▶ [Task objective]
Output all of the entries exactly as written.

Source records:
--- START ---
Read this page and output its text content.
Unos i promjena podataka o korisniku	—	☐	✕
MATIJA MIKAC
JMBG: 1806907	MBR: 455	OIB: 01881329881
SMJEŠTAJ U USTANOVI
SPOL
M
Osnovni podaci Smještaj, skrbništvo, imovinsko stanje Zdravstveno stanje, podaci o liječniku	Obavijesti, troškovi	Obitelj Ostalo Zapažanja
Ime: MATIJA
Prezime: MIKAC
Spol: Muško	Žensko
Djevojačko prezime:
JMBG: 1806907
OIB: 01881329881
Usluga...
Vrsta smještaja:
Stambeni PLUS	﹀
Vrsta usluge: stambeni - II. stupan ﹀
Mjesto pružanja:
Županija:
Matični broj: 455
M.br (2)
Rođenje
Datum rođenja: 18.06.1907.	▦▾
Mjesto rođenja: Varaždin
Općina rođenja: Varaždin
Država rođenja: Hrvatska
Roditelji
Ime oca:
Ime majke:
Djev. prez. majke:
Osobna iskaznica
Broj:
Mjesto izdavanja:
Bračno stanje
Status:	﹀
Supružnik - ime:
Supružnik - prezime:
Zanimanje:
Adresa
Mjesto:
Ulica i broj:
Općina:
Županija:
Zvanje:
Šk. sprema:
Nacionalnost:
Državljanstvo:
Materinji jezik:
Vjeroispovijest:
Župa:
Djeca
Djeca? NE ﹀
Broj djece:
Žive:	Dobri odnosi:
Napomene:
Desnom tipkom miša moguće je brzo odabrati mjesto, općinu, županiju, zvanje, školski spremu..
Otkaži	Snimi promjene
--- END ---
▶ [Solution]
Read this page and output its text content.
Unos i promjena podataka o korisniku	—	☐	✕
MATIJA MIKAC
JMBG: 1806907	MBR: 455	OIB: 01881329881
SMJEŠTAJ U USTANOVI
SPOL
M
Osnovni podaci Smještaj, skrbništvo, imovinsko stanje Zdravstveno stanje, podaci o liječniku	Obavijesti, troškovi	Obitelj Ostalo Zapažanja
Ime: MATIJA
Prezime: MIKAC
Spol: Muško	Žensko
Djevojačko prezime:
JMBG: 1806907
OIB: 01881329881
Usluga...
Vrsta smještaja:
Stambeni PLUS	﹀
Vrsta usluge: stambeni - II. stupan ﹀
Mjesto pružanja:
Županija:
Matični broj: 455
M.br (2)
Rođenje
Datum rođenja: 18.06.1907.	▦▾
Mjesto rođenja: Varaždin
Općina rođenja: Varaždin
Država rođenja: Hrvatska
Roditelji
Ime oca:
Ime majke:
Djev. prez. majke:
Osobna iskaznica
Broj:
Mjesto izdavanja:
Bračno stanje
Status:	﹀
Supružnik - ime:
Supružnik - prezime:
Zanimanje:
Adresa
Mjesto:
Ulica i broj:
Općina:
Županija:
Zvanje:
Šk. sprema:
Nacionalnost:
Državljanstvo:
Materinji jezik:
Vjeroispovijest:
Župa:
Djeca
Djeca? NE ﹀
Broj djece:
Žive:	Dobri odnosi:
Napomene:
Desnom tipkom miša moguće je brzo odabrati mjesto, općinu, županiju, zvanje, školski spremu..
Otkaži	Snimi promjene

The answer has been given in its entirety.